Task set:
A. In the excerpt on dspex's key innovations, rewrite the paragraph beginning "Solution: The ExperimentJournal allows" as a short bulleted list that keeps its main facts.
B. Please reproduce everything from "This new framework" down to "score is meaningless." in the excerpt on dspex's key innovations, word for word.
Excerpt provided Block Start
Key Innovations and How They Address dspex’s Needs

This new framework is not just an improvement; it is a necessary pivot to support the core vision of dspex:

  1. Support for Cognitive Variables & Optimizers:

    • Problem: Optimizers like SIMBA-C don’t produce one “best” program; they explore a vast landscape of program configurations. A single evaluation score is meaningless.
    • Solution: The ExperimentJournal allows an optimizer to be treated as a scientific process. The “hypothesis” is that the optimizer can find a better configuration. The EvaluationHarness can then perform statistically sound comparisons between the optimizer’s proposals (e.g., Program A with temperature=0.7 vs. Program B with temperature=0.9), providing the rich feedback the optimizer needs.
  2. Evaluating Emergent & Complex Behavior:

    • Problem: How do you evaluate a multi-agent MABEAM system? Simple accuracy is insufficient. You need to measure coordination effectiveness, communication overhead, and individual agent contribution.
    • Solution: The EvaluationHarness has specialized evaluation protocols for complex systems, including MultiAgentEvaluation and ReasoningEvaluation. It can analyze the interaction logs from MABEAM to assess coordination patterns and logical consistency in a ChainOfThought, providing far deeper insight than a final answer check.
  3. Rigor for Scientists:

    • Problem: Scientists need more than a number; they need confidence intervals, p-values, and effect sizes to make credible claims.
    • Solution: The framework integrates statistical testing directly into the evaluation process. The output of compare_models is not just “Model A scored 85% and Model B scored 87%,” but “Model B’s improvement of 2% over Model A is statistically significant (p < 0.05) with a small effect size (Cohen’s d = 0.23).”
Excerpt provided Block End
Information given Block Start
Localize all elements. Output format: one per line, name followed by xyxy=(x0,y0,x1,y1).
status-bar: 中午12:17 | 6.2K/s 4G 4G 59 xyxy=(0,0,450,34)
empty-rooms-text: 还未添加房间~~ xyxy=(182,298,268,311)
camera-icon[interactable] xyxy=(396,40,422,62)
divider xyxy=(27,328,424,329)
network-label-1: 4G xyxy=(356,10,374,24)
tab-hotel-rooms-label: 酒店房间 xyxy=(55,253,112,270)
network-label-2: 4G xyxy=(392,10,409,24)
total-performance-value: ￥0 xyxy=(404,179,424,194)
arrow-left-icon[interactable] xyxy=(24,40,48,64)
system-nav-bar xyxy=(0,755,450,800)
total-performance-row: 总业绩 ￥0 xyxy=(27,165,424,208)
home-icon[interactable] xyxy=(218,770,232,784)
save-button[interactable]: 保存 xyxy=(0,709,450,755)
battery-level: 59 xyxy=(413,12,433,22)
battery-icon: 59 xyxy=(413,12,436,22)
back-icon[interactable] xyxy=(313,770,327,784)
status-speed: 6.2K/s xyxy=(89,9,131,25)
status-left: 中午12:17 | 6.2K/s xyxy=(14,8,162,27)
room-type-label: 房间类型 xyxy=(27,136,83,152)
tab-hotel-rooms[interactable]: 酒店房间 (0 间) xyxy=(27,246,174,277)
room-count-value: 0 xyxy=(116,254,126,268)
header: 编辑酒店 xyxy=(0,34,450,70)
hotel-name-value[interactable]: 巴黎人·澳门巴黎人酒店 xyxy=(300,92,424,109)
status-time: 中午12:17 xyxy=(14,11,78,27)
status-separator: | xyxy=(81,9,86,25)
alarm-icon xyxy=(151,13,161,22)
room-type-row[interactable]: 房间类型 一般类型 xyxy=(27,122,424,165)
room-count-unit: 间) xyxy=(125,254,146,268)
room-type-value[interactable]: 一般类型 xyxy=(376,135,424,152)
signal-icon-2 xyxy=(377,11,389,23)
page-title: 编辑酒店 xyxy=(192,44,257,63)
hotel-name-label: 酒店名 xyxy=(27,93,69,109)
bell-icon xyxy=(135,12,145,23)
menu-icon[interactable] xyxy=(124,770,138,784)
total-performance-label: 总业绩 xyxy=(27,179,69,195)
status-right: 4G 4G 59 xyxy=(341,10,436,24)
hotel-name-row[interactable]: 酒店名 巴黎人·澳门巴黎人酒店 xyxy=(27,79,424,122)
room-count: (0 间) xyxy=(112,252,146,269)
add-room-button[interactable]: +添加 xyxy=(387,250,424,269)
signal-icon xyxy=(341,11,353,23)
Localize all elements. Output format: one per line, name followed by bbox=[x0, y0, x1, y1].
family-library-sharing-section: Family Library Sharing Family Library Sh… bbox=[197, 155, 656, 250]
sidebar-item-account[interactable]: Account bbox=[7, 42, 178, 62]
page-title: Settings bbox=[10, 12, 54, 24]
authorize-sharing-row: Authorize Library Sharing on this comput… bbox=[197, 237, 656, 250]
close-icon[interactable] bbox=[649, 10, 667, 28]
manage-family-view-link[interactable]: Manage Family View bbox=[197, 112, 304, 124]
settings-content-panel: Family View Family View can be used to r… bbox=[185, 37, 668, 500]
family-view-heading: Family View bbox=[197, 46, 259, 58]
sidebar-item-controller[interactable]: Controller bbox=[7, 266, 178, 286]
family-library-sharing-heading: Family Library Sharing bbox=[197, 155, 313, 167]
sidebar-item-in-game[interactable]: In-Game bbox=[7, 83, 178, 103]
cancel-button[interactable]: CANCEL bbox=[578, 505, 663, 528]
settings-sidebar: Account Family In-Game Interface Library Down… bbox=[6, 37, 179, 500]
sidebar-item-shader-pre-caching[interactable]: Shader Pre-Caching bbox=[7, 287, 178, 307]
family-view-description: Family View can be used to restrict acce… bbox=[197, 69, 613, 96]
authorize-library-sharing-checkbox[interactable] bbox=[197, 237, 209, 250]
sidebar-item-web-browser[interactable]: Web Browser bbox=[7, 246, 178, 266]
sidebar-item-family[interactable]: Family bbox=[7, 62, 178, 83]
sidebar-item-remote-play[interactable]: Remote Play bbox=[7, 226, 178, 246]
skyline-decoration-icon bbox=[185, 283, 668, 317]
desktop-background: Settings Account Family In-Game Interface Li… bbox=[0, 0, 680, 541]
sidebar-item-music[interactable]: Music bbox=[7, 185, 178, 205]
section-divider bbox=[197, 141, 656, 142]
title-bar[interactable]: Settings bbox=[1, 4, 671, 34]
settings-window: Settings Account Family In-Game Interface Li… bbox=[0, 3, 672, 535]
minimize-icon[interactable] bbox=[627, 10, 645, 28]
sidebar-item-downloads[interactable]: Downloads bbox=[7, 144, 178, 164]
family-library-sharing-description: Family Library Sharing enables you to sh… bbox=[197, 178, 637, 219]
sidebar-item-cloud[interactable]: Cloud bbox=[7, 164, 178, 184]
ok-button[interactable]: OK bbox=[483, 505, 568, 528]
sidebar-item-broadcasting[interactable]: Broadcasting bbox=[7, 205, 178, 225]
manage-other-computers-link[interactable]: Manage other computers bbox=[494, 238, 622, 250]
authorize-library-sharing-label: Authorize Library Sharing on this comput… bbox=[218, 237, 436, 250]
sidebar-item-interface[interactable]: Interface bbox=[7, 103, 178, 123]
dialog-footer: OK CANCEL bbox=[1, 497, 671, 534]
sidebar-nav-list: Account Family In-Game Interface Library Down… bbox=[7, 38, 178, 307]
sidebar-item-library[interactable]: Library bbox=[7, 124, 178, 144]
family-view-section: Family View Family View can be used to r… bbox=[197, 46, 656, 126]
Information given Block End
Set of answers:
A.
- The ExperimentJournal lets an optimizer be treated as a scientific process.
- The "hypothesis" is that the optimizer can find a better configuration.
- The EvaluationHarness can make statistically sound comparisons between the optimizer's proposals, such as Program A with temperature=0.7 vs. Program B with temperature=0.9.
- This gives the optimizer the rich feedback it needs.

B.
This new framework is not just an improvement; it is a necessary pivot to support the core vision of dspex:

  1. Support for Cognitive Variables & Optimizers:

    • Problem: Optimizers like SIMBA-C don’t produce one “best” program; they explore a vast landscape of program configurations. A single evaluation score is meaningless.